[EXCERPTED RECORDS start]
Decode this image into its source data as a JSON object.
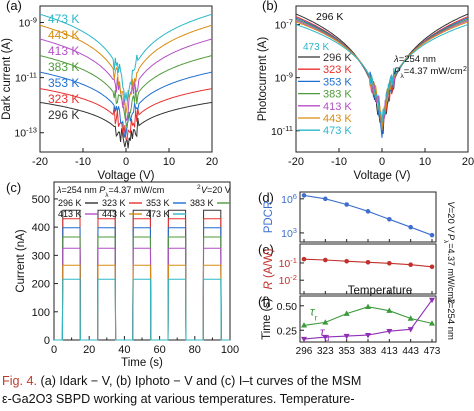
{
  "caption": {
    "fig_label": "Fig. 4.",
    "line1": "(a) Idark − V, (b) Iphoto − V and (c) I–t curves of the MSM",
    "line2": "ε-Ga2O3 SBPD working at various temperatures. Temperature-"
  },
  "colors": {
    "296 K": "#333333",
    "323 K": "#e8312f",
    "353 K": "#1f6fd1",
    "383 K": "#4f9a3a",
    "413 K": "#b44fc7",
    "443 K": "#d98c10",
    "473 K": "#2bb7c9"
  },
  "chart_data": [
    {
      "id": "a",
      "panel_label": "(a)",
      "type": "line",
      "xlabel": "Voltage (V)",
      "ylabel": "Dark current (A)",
      "xlim": [
        -20,
        20
      ],
      "xticks": [
        -20,
        -10,
        0,
        10,
        20
      ],
      "ylim_log10": [
        -13.7,
        -8.4
      ],
      "yscale": "log",
      "yticks": [
        {
          "exp": -9,
          "label": "10-9"
        },
        {
          "exp": -11,
          "label": "10-11"
        },
        {
          "exp": -13,
          "label": "10-13"
        }
      ],
      "legend": [
        "473 K",
        "443 K",
        "413 K",
        "383 K",
        "353 K",
        "323 K",
        "296 K"
      ],
      "legend_placement": "left",
      "series": [
        {
          "name": "296 K",
          "log10_at_20V": -11.9,
          "log10_min": -13.5
        },
        {
          "name": "323 K",
          "log10_at_20V": -11.4,
          "log10_min": -13.2
        },
        {
          "name": "353 K",
          "log10_at_20V": -10.8,
          "log10_min": -13.0
        },
        {
          "name": "383 K",
          "log10_at_20V": -10.2,
          "log10_min": -12.7
        },
        {
          "name": "413 K",
          "log10_at_20V": -9.6,
          "log10_min": -12.4
        },
        {
          "name": "443 K",
          "log10_at_20V": -9.1,
          "log10_min": -12.1
        },
        {
          "name": "473 K",
          "log10_at_20V": -8.7,
          "log10_min": -11.8
        }
      ]
    },
    {
      "id": "b",
      "panel_label": "(b)",
      "type": "line",
      "xlabel": "Voltage (V)",
      "ylabel": "Photocurrent (A)",
      "xlim": [
        -20,
        20
      ],
      "xticks": [
        -20,
        -10,
        0,
        10,
        20
      ],
      "ylim_log10": [
        -11.8,
        -6.3
      ],
      "yscale": "log",
      "yticks": [
        {
          "exp": -7,
          "label": "10-7"
        },
        {
          "exp": -9,
          "label": "10-9"
        },
        {
          "exp": -11,
          "label": "10-11"
        }
      ],
      "annotations": [
        "296 K",
        "473 K",
        "λ=254 nm",
        "Pλ=4.37 mW/cm2"
      ],
      "legend": [
        "296 K",
        "323 K",
        "353 K",
        "383 K",
        "413 K",
        "443 K",
        "473 K"
      ],
      "legend_placement": "bottom-left",
      "series": [
        {
          "name": "296 K",
          "log10_at_20V": -6.6,
          "log10_min": -11.2
        },
        {
          "name": "323 K",
          "log10_at_20V": -6.7,
          "log10_min": -11.1
        },
        {
          "name": "353 K",
          "log10_at_20V": -6.75,
          "log10_min": -11.0
        },
        {
          "name": "383 K",
          "log10_at_20V": -6.8,
          "log10_min": -10.9
        },
        {
          "name": "413 K",
          "log10_at_20V": -6.85,
          "log10_min": -10.8
        },
        {
          "name": "443 K",
          "log10_at_20V": -6.9,
          "log10_min": -10.7
        },
        {
          "name": "473 K",
          "log10_at_20V": -7.0,
          "log10_min": -10.6
        }
      ]
    },
    {
      "id": "c",
      "panel_label": "(c)",
      "type": "line",
      "xlabel": "Time (s)",
      "ylabel": "Current (nA)",
      "xlim": [
        0,
        100
      ],
      "ylim": [
        0,
        560
      ],
      "xticks": [
        0,
        10,
        20,
        30,
        40,
        50,
        60,
        70,
        80,
        90,
        100
      ],
      "yticks": [
        0,
        100,
        200,
        300,
        400,
        500
      ],
      "conditions": [
        "λ=254 nm",
        "Pλ=4.37 mW/cm2",
        "V=20 V"
      ],
      "legend": [
        "296 K",
        "323 K",
        "353 K",
        "383 K",
        "413 K",
        "443 K",
        "473 K"
      ],
      "on_intervals": [
        [
          5,
          15
        ],
        [
          25,
          35
        ],
        [
          45,
          55
        ],
        [
          65,
          75
        ],
        [
          85,
          95
        ]
      ],
      "series": [
        {
          "name": "296 K",
          "on_value": 460,
          "off_value": 0
        },
        {
          "name": "323 K",
          "on_value": 430,
          "off_value": 0
        },
        {
          "name": "353 K",
          "on_value": 398,
          "off_value": 0
        },
        {
          "name": "383 K",
          "on_value": 365,
          "off_value": 0
        },
        {
          "name": "413 K",
          "on_value": 325,
          "off_value": 0
        },
        {
          "name": "443 K",
          "on_value": 265,
          "off_value": 0
        },
        {
          "name": "473 K",
          "on_value": 215,
          "off_value": 0
        }
      ]
    },
    {
      "id": "d",
      "panel_label": "(d)",
      "type": "line",
      "ylabel": "PDCR",
      "yscale": "log",
      "ylim_log10": [
        2.2,
        6.6
      ],
      "yticks": [
        {
          "exp": 3,
          "label": "103"
        },
        {
          "exp": 6,
          "label": "106"
        }
      ],
      "side_label": "V=20 V",
      "categories": [
        296,
        323,
        353,
        383,
        413,
        443,
        473
      ],
      "series": [
        {
          "name": "PDCR",
          "color": "#3e6fd0",
          "log10_values": [
            6.3,
            6.0,
            5.5,
            4.9,
            4.2,
            3.5,
            2.8
          ]
        }
      ]
    },
    {
      "id": "e",
      "panel_label": "(e)",
      "type": "line",
      "ylabel": "R (A/W)",
      "yscale": "log",
      "ylim_log10": [
        -2.8,
        0.1
      ],
      "yticks": [
        {
          "exp": -1,
          "label": "10-1"
        },
        {
          "exp": -2,
          "label": "10-2"
        }
      ],
      "side_label": "Pλ=4.37 mW/cm2",
      "categories": [
        296,
        323,
        353,
        383,
        413,
        443,
        473
      ],
      "series": [
        {
          "name": "R",
          "color": "#c0302c",
          "log10_values": [
            -0.78,
            -0.83,
            -0.9,
            -0.96,
            -1.02,
            -1.1,
            -1.22
          ]
        }
      ]
    },
    {
      "id": "f",
      "panel_label": "(f)",
      "type": "line",
      "xlabel": "Temperature",
      "ylabel": "Time (s)",
      "ylim": [
        0.13,
        0.6
      ],
      "yticks": [
        0.25,
        0.5
      ],
      "ytick_labels": [
        "0.25",
        "0.50"
      ],
      "side_label": "λ=254 nm",
      "categories": [
        296,
        323,
        353,
        383,
        413,
        443,
        473
      ],
      "series": [
        {
          "name": "τr",
          "color": "#3c9a3c",
          "values": [
            0.3,
            0.33,
            0.42,
            0.49,
            0.45,
            0.37,
            0.32
          ]
        },
        {
          "name": "τd",
          "color": "#8e2fb5",
          "values": [
            0.16,
            0.18,
            0.19,
            0.2,
            0.24,
            0.26,
            0.56
          ]
        }
      ]
    }
  ]
}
[EXCERPTED RECORDS end]
PROBLEM TO SOLVE :: Determine the number of lines where the string "left" occurs, and give that number only.

RESPONSE :: 2